→ Exercise task
Find each line with the word "области" and copy it.

※ ※ ※

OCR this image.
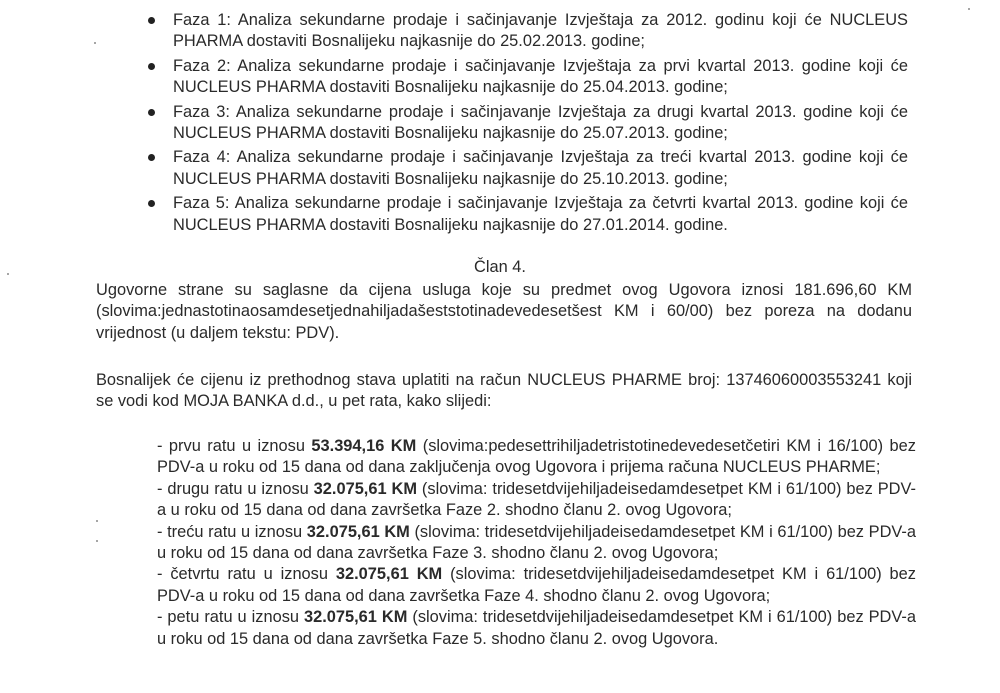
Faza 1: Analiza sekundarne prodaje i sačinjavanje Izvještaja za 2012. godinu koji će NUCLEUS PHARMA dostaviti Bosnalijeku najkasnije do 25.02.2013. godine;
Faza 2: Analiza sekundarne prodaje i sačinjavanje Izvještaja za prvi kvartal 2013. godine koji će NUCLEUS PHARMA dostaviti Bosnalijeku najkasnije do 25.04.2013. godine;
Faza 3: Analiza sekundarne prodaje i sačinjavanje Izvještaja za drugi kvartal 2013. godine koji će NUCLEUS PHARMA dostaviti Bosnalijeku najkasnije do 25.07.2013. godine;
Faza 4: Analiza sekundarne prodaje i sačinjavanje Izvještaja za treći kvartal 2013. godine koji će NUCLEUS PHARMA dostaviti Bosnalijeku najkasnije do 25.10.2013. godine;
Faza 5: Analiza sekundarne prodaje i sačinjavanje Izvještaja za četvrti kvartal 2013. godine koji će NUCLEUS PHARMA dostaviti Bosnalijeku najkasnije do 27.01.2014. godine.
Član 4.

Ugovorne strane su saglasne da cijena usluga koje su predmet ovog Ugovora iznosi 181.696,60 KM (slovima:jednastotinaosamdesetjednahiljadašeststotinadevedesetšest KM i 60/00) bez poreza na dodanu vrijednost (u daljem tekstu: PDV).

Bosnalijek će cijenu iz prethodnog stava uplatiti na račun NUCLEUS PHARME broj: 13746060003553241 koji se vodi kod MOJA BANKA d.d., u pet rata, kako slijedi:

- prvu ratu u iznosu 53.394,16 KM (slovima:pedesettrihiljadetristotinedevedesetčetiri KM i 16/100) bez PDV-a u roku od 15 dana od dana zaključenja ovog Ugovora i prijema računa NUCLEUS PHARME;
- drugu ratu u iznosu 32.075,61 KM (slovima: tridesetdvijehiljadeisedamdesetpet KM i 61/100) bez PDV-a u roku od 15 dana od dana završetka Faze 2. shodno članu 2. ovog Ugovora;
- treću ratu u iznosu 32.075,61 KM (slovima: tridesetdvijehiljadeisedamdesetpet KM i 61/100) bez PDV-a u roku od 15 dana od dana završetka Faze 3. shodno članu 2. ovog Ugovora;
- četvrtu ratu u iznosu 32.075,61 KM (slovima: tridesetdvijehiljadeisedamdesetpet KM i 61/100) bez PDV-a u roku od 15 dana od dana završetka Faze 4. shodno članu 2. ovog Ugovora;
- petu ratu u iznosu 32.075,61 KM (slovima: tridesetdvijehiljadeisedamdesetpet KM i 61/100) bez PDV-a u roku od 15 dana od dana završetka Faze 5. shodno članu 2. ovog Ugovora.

※ ※ ※

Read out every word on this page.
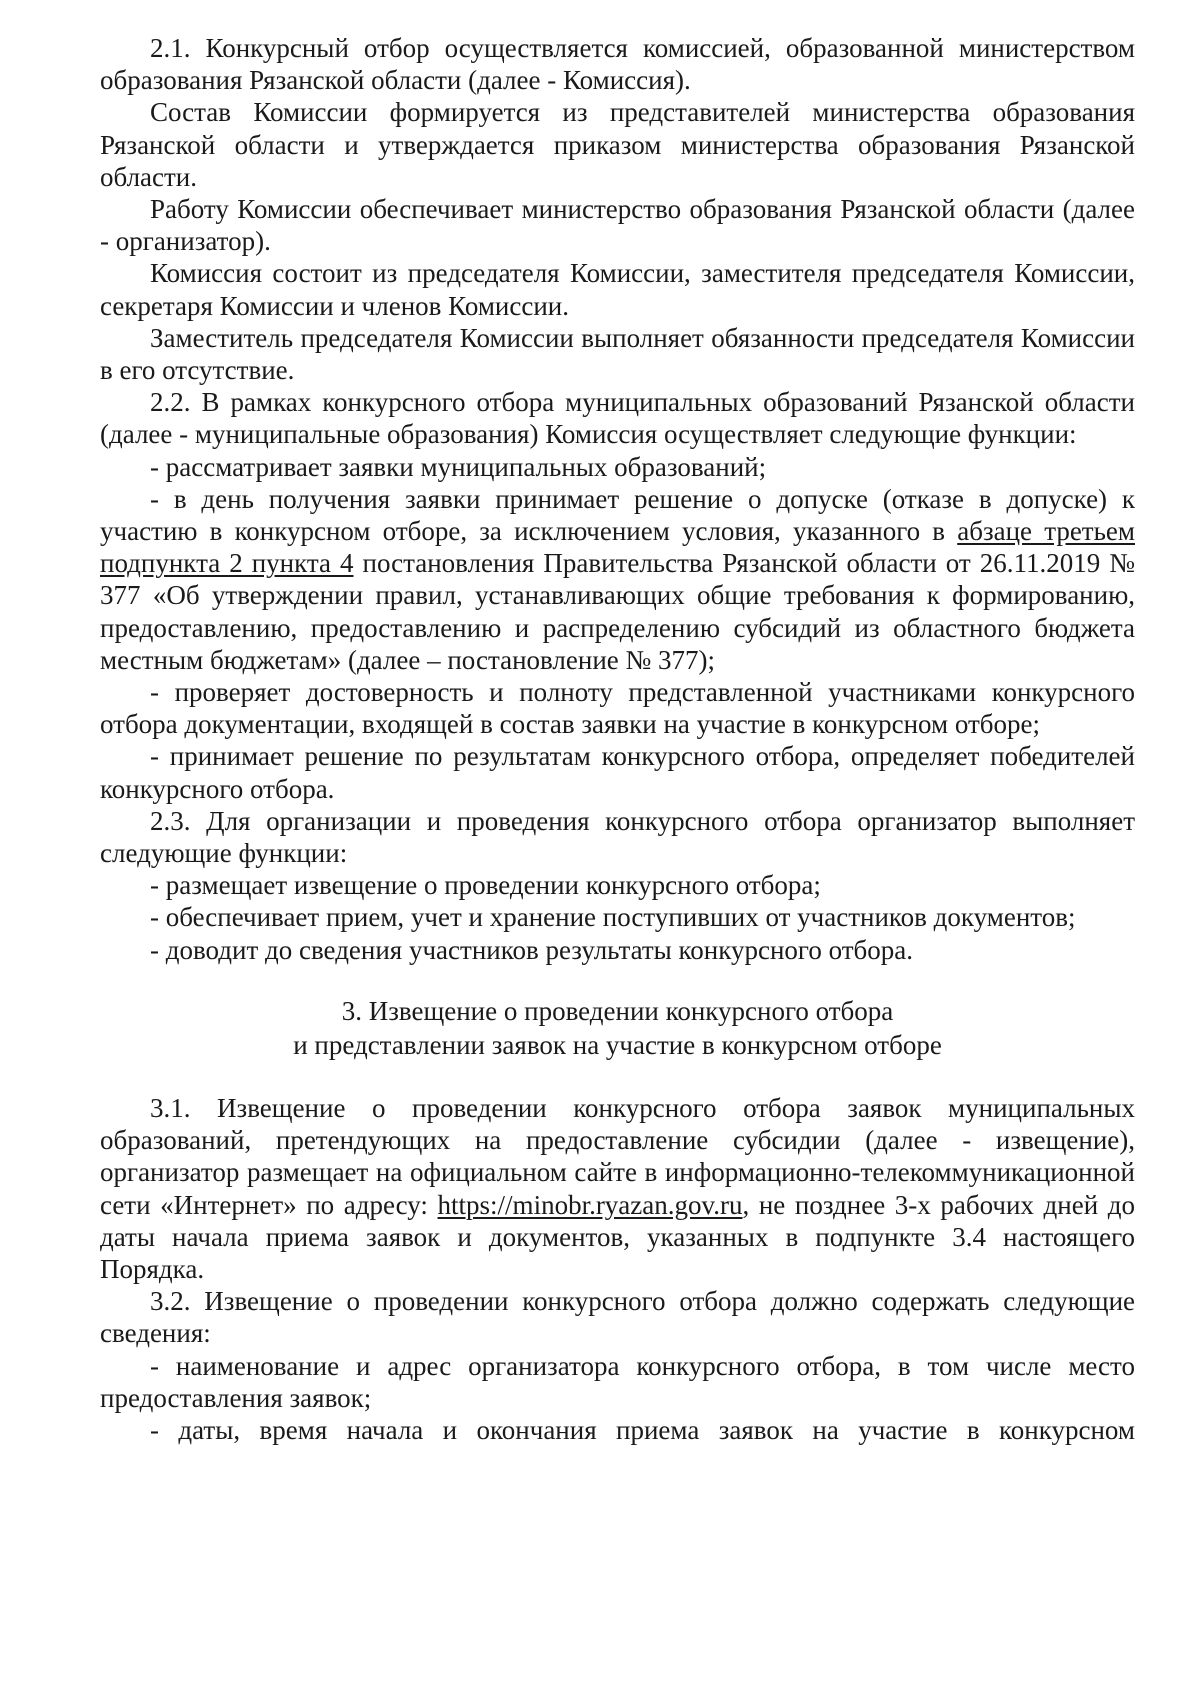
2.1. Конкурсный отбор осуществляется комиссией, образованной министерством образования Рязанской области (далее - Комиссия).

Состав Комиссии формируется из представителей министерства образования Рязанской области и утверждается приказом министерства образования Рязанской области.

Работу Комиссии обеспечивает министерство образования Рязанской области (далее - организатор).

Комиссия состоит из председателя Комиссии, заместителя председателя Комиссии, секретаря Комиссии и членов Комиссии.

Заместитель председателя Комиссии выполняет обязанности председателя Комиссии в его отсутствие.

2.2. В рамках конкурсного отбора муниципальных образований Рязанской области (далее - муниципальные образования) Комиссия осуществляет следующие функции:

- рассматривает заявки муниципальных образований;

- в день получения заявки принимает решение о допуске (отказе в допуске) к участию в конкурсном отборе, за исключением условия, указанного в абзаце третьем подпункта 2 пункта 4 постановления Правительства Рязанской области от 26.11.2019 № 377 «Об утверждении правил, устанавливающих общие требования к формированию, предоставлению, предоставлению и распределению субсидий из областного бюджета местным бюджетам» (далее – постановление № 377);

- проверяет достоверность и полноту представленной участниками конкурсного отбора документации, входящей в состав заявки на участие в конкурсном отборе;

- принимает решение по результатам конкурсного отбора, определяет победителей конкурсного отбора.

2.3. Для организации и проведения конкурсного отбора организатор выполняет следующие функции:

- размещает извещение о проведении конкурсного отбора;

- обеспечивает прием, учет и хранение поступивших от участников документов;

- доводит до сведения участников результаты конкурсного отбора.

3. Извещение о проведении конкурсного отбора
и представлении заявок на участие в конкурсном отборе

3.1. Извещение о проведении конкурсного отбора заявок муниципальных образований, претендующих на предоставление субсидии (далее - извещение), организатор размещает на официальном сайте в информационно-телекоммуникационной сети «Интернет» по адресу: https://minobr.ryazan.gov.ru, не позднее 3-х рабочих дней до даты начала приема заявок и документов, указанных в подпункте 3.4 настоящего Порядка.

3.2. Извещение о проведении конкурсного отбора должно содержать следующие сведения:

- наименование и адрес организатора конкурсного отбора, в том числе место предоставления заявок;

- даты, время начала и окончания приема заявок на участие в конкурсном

※ ※ ※

→ Task output
2.1. Конкурсный отбор осуществляется комиссией, образованной министерством образования Рязанской области (далее - Комиссия).
Состав Комиссии формируется из представителей министерства образования Рязанской области и утверждается приказом министерства образования Рязанской области.
Работу Комиссии обеспечивает министерство образования Рязанской области (далее - организатор).
2.2. В рамках конкурсного отбора муниципальных образований Рязанской области (далее - муниципальные образования) Комиссия осуществляет следующие функции:
- в день получения заявки принимает решение о допуске (отказе в допуске) к участию в конкурсном отборе, за исключением условия, указанного в абзаце третьем подпункта 2 пункта 4 постановления Правительства Рязанской области от 26.11.2019 № 377 «Об утверждении правил, устанавливающих общие требования к формированию, предоставлению, предоставлению и распределению субсидий из областного бюджета местным бюджетам» (далее – постановление № 377);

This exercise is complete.